[Work to complete]
Check each line for the string "ylabel" and give only the count of lines that have it.

[Source data]
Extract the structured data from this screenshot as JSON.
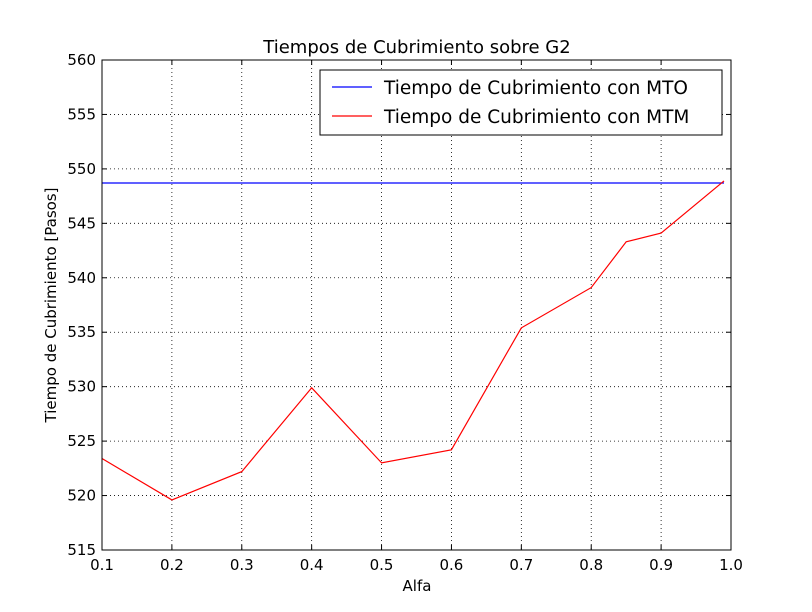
{
  "chart_data": {
    "type": "line",
    "title": "Tiempos de Cubrimiento sobre G2",
    "xlabel": "Alfa",
    "ylabel": "Tiempo de Cubrimiento [Pasos]",
    "xlim": [
      0.1,
      1.0
    ],
    "ylim": [
      515,
      560
    ],
    "xticks": [
      0.1,
      0.2,
      0.3,
      0.4,
      0.5,
      0.6,
      0.7,
      0.8,
      0.9,
      1.0
    ],
    "xtick_labels": [
      "0.1",
      "0.2",
      "0.3",
      "0.4",
      "0.5",
      "0.6",
      "0.7",
      "0.8",
      "0.9",
      "1.0"
    ],
    "yticks": [
      515,
      520,
      525,
      530,
      535,
      540,
      545,
      550,
      555,
      560
    ],
    "ytick_labels": [
      "515",
      "520",
      "525",
      "530",
      "535",
      "540",
      "545",
      "550",
      "555",
      "560"
    ],
    "grid": true,
    "legend_position": "top-right",
    "series": [
      {
        "name": "Tiempo de Cubrimiento con MTO",
        "color": "#0000ff",
        "x": [
          0.1,
          0.99
        ],
        "y": [
          548.7,
          548.7
        ]
      },
      {
        "name": "Tiempo de Cubrimiento con MTM",
        "color": "#ff0000",
        "x": [
          0.1,
          0.2,
          0.3,
          0.4,
          0.5,
          0.6,
          0.7,
          0.8,
          0.85,
          0.9,
          0.99
        ],
        "y": [
          523.4,
          519.6,
          522.2,
          529.9,
          523.0,
          524.2,
          535.4,
          539.1,
          543.3,
          544.1,
          548.9
        ]
      }
    ]
  }
}
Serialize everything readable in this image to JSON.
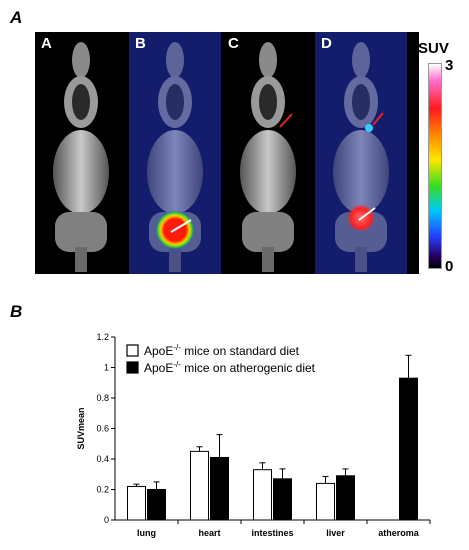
{
  "figure": {
    "panel_a_label": "A",
    "panel_b_label": "B",
    "scans": [
      {
        "letter": "A",
        "overlay": false
      },
      {
        "letter": "B",
        "overlay": true
      },
      {
        "letter": "C",
        "overlay": false
      },
      {
        "letter": "D",
        "overlay": true
      }
    ],
    "colorbar": {
      "title": "SUV",
      "max_label": "3",
      "min_label": "0"
    }
  },
  "chart_data": {
    "type": "bar",
    "ylabel": "SUVmean",
    "ylim": [
      0,
      1.2
    ],
    "yticks": [
      "0",
      "0.2",
      "0.4",
      "0.6",
      "0.8",
      "1",
      "1.2"
    ],
    "categories": [
      "lung",
      "heart",
      "intestines",
      "liver",
      "atheroma"
    ],
    "series": [
      {
        "name_prefix": "ApoE",
        "name_sup": "-/-",
        "name_suffix": " mice on standard diet",
        "color": "#ffffff",
        "values": [
          0.22,
          0.45,
          0.33,
          0.24,
          null
        ],
        "errors": [
          0.015,
          0.03,
          0.045,
          0.045,
          null
        ]
      },
      {
        "name_prefix": "ApoE",
        "name_sup": "-/-",
        "name_suffix": " mice on atherogenic diet",
        "color": "#000000",
        "values": [
          0.2,
          0.41,
          0.27,
          0.29,
          0.93
        ],
        "errors": [
          0.05,
          0.15,
          0.065,
          0.045,
          0.15
        ]
      }
    ]
  }
}
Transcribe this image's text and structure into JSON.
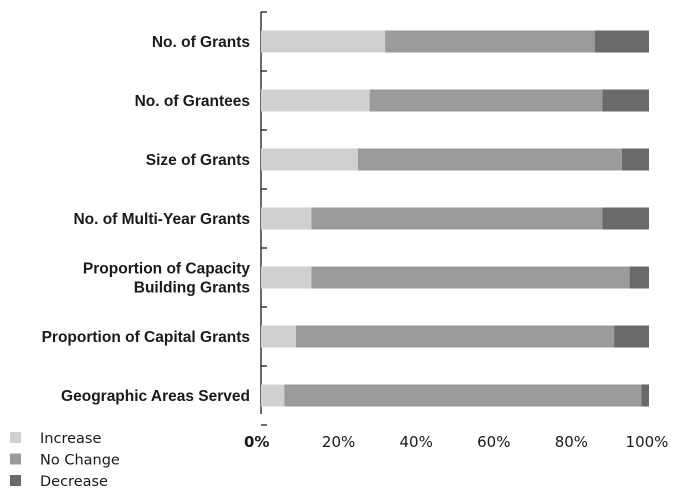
{
  "chart_data": {
    "type": "bar",
    "orientation": "horizontal",
    "stacked": true,
    "categories": [
      [
        "No. of Grants"
      ],
      [
        "No. of Grantees"
      ],
      [
        "Size of Grants"
      ],
      [
        "No. of Multi-Year Grants"
      ],
      [
        "Proportion of Capacity",
        "Building Grants"
      ],
      [
        "Proportion of Capital Grants"
      ],
      [
        "Geographic Areas Served"
      ]
    ],
    "series": [
      {
        "name": "Increase",
        "color": "#d0d0d0",
        "values": [
          32,
          28,
          25,
          13,
          13,
          9,
          6
        ]
      },
      {
        "name": "No Change",
        "color": "#9b9b9b",
        "values": [
          54,
          60,
          68,
          75,
          82,
          82,
          92
        ]
      },
      {
        "name": "Decrease",
        "color": "#6a6a6a",
        "values": [
          14,
          12,
          7,
          12,
          5,
          9,
          2
        ]
      }
    ],
    "xlim": [
      0,
      100
    ],
    "x_ticks": [
      "0%",
      "20%",
      "40%",
      "60%",
      "80%",
      "100%"
    ],
    "grid": false,
    "legend_position": "bottom-left"
  }
}
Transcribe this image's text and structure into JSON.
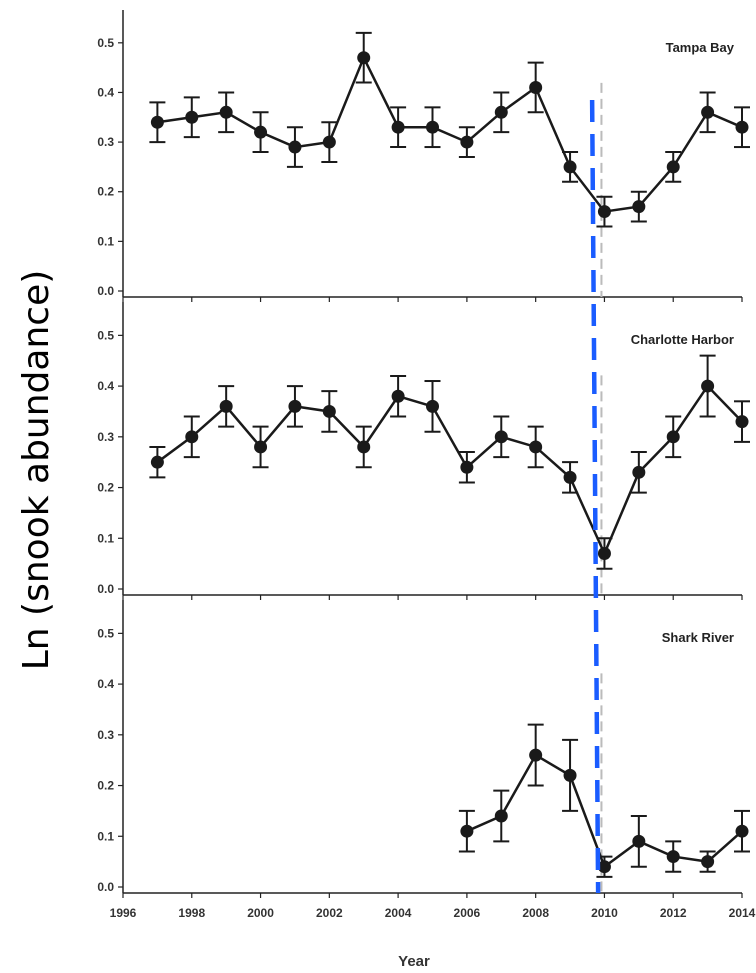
{
  "chart_data": {
    "type": "line",
    "ylabel": "Ln (snook abundance)",
    "xlabel": "Year",
    "xlim": [
      1996,
      2014
    ],
    "ylim": [
      0.0,
      0.55
    ],
    "x_ticks": [
      "1996",
      "1998",
      "2000",
      "2002",
      "2004",
      "2006",
      "2008",
      "2010",
      "2012",
      "2014"
    ],
    "y_ticks": [
      "0.0",
      "0.1",
      "0.2",
      "0.3",
      "0.4",
      "0.5"
    ],
    "reference_line": {
      "x": 2009.7,
      "style": "dashed",
      "color": "#1a5cff"
    },
    "line_color": "#1a1a1a",
    "panels": [
      {
        "title": "Tampa Bay",
        "x": [
          1997,
          1998,
          1999,
          2000,
          2001,
          2002,
          2003,
          2004,
          2005,
          2006,
          2007,
          2008,
          2009,
          2010,
          2011,
          2012,
          2013,
          2014
        ],
        "y": [
          0.34,
          0.35,
          0.36,
          0.32,
          0.29,
          0.3,
          0.47,
          0.33,
          0.33,
          0.3,
          0.36,
          0.41,
          0.25,
          0.16,
          0.17,
          0.25,
          0.36,
          0.33
        ],
        "err": [
          0.04,
          0.04,
          0.04,
          0.04,
          0.04,
          0.04,
          0.05,
          0.04,
          0.04,
          0.03,
          0.04,
          0.05,
          0.03,
          0.03,
          0.03,
          0.03,
          0.04,
          0.04
        ]
      },
      {
        "title": "Charlotte Harbor",
        "x": [
          1997,
          1998,
          1999,
          2000,
          2001,
          2002,
          2003,
          2004,
          2005,
          2006,
          2007,
          2008,
          2009,
          2010,
          2011,
          2012,
          2013,
          2014
        ],
        "y": [
          0.25,
          0.3,
          0.36,
          0.28,
          0.36,
          0.35,
          0.28,
          0.38,
          0.36,
          0.24,
          0.3,
          0.28,
          0.22,
          0.07,
          0.23,
          0.3,
          0.4,
          0.33
        ],
        "err": [
          0.03,
          0.04,
          0.04,
          0.04,
          0.04,
          0.04,
          0.04,
          0.04,
          0.05,
          0.03,
          0.04,
          0.04,
          0.03,
          0.03,
          0.04,
          0.04,
          0.06,
          0.04
        ]
      },
      {
        "title": "Shark River",
        "x": [
          2006,
          2007,
          2008,
          2009,
          2010,
          2011,
          2012,
          2013,
          2014
        ],
        "y": [
          0.11,
          0.14,
          0.26,
          0.22,
          0.04,
          0.09,
          0.06,
          0.05,
          0.11
        ],
        "err": [
          0.04,
          0.05,
          0.06,
          0.07,
          0.02,
          0.05,
          0.03,
          0.02,
          0.04
        ]
      }
    ]
  }
}
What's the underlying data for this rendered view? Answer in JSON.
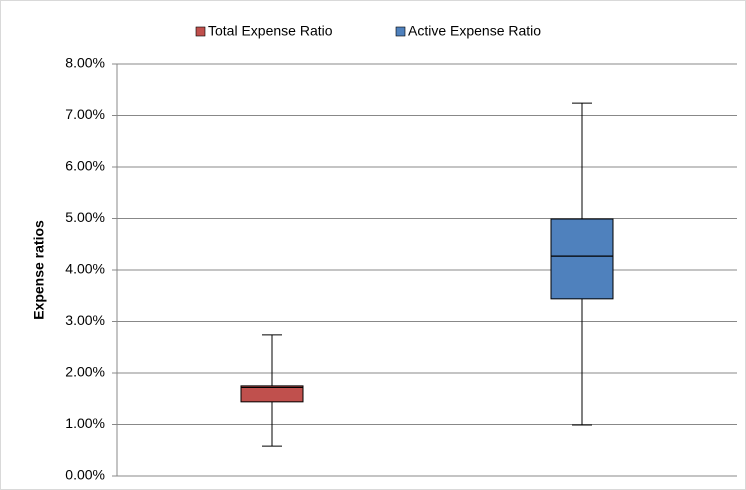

[Exercise result]
3